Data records
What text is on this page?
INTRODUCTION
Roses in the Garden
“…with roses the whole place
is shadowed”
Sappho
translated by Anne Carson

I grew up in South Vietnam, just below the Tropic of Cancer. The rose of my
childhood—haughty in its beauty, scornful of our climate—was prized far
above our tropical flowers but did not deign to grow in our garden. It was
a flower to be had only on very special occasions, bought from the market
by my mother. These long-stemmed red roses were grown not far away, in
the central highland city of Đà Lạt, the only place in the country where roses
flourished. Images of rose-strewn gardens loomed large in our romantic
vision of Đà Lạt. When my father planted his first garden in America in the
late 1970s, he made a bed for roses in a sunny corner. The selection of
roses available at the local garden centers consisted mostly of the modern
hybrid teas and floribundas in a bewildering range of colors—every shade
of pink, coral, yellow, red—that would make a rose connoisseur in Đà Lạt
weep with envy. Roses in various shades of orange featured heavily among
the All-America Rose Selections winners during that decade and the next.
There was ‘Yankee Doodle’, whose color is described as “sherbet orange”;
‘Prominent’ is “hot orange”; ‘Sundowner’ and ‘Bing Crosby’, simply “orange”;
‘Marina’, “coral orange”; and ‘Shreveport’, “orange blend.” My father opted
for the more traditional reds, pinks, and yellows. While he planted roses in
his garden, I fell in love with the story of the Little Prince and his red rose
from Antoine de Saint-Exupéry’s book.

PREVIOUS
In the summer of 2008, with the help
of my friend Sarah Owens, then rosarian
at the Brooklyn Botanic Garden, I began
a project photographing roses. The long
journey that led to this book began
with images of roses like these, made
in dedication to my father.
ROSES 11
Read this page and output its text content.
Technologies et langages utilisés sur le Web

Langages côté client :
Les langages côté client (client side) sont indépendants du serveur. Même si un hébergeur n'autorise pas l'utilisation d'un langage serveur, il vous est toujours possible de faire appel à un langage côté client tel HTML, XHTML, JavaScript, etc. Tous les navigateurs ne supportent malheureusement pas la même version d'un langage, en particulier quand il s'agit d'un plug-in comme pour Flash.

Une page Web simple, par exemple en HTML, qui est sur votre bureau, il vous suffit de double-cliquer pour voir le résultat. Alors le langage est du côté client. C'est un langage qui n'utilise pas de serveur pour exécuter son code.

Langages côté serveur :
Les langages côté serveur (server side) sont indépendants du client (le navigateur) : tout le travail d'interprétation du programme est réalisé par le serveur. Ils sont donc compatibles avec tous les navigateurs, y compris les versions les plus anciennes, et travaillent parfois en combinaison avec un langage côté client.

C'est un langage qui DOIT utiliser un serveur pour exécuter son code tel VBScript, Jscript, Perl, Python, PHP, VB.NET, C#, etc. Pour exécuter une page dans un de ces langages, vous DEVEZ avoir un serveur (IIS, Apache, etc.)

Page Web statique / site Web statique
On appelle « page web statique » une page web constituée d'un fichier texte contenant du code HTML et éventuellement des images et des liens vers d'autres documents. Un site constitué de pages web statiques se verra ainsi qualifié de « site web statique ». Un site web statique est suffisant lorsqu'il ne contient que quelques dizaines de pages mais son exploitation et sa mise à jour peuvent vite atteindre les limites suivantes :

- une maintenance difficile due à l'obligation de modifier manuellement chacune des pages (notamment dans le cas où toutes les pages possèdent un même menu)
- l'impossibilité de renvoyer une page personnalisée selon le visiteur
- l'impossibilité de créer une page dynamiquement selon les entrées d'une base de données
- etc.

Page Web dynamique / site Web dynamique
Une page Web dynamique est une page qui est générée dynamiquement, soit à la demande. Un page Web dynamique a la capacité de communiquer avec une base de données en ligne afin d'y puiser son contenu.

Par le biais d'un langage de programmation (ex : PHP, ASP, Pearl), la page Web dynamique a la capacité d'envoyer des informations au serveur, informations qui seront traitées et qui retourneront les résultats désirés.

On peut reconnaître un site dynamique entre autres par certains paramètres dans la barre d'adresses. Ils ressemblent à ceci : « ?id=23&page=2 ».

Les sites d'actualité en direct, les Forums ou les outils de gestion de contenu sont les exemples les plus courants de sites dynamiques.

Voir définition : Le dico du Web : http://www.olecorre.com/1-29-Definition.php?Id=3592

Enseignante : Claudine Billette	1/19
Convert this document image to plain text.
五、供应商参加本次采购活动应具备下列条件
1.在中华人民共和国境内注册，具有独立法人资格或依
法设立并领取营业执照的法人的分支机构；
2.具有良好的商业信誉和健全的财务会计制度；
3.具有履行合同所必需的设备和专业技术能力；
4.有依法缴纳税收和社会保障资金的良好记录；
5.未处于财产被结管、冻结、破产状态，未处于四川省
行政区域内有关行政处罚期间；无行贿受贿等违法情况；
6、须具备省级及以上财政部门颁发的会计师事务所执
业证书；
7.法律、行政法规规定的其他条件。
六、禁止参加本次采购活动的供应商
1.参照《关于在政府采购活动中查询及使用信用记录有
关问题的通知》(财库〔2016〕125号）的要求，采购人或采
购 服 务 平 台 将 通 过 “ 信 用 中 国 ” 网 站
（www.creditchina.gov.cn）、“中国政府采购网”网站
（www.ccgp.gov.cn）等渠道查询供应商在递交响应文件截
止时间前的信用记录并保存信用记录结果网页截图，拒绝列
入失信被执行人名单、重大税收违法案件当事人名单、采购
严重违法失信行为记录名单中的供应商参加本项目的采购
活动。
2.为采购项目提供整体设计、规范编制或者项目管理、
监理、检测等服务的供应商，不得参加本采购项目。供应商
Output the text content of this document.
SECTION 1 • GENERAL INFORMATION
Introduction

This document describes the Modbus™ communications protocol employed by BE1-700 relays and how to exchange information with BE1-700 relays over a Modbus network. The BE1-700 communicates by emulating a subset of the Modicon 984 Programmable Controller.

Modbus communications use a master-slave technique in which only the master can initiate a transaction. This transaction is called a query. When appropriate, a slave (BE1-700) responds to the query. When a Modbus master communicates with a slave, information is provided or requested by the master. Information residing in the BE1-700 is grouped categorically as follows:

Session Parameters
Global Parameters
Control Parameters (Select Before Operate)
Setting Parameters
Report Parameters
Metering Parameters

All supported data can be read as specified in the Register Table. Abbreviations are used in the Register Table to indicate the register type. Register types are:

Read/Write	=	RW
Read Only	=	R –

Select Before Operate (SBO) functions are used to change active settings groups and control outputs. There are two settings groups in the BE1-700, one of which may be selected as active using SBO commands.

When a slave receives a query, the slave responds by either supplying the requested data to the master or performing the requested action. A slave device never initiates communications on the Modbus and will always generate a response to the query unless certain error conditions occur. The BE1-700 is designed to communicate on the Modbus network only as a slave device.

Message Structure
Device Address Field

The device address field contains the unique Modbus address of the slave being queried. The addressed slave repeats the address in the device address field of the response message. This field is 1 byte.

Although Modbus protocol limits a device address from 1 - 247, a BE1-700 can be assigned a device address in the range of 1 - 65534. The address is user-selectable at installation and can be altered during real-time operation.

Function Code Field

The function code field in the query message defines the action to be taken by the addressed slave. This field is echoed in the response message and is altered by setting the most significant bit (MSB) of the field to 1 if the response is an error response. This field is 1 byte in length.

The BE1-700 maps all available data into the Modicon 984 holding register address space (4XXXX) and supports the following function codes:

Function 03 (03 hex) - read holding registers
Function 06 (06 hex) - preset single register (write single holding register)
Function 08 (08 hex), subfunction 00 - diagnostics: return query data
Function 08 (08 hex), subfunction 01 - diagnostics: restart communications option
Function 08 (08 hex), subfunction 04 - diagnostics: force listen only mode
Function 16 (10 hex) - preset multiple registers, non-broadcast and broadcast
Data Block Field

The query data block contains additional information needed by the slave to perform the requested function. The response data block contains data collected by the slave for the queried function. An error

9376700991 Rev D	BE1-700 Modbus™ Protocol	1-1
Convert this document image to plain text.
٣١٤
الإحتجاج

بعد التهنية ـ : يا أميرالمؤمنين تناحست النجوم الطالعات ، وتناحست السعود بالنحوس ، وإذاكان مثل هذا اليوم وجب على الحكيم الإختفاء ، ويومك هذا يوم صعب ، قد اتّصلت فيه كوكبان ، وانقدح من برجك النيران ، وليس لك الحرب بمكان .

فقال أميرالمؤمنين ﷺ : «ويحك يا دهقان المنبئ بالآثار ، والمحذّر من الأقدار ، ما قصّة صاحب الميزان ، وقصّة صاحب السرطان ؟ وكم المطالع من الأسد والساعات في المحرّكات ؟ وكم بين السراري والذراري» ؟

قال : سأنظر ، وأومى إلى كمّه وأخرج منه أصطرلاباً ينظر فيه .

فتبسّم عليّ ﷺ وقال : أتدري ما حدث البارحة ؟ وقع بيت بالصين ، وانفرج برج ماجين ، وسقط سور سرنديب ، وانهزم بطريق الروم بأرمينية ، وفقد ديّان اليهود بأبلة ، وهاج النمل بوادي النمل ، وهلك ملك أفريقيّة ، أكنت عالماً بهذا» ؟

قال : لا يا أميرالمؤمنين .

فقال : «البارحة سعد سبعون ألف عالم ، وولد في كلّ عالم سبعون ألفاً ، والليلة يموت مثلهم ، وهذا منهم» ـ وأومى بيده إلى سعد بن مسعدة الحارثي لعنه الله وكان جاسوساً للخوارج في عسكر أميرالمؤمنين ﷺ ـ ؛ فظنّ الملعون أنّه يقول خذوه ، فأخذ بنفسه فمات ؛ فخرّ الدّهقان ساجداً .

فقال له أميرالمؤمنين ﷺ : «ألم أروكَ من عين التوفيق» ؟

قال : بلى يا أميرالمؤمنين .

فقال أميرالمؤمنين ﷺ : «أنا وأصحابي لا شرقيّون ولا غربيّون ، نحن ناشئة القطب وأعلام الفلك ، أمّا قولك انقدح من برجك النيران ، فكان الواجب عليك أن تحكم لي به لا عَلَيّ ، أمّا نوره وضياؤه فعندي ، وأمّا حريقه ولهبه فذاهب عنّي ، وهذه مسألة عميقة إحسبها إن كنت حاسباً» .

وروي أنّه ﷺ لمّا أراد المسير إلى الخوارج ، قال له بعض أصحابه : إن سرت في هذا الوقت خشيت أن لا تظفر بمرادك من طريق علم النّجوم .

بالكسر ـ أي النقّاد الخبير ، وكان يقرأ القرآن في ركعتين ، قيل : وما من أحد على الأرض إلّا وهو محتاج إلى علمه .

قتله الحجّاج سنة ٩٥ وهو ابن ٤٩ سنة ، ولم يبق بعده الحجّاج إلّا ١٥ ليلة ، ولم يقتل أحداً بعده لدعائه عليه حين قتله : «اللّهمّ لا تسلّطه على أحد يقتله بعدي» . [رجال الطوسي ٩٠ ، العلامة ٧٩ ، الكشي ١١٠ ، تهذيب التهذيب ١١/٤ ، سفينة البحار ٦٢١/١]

_Given task_
Return all lines with the word "dynamiquement" in them.

_Solution for this task_
- l'impossibilité de créer une page dynamiquement selon les entrées d'une base de données
Une page Web dynamique est une page qui est générée dynamiquement, soit à la demande. Un page Web dynamique a la capacité de communiquer avec une base de données en ligne afin d'y puiser son contenu.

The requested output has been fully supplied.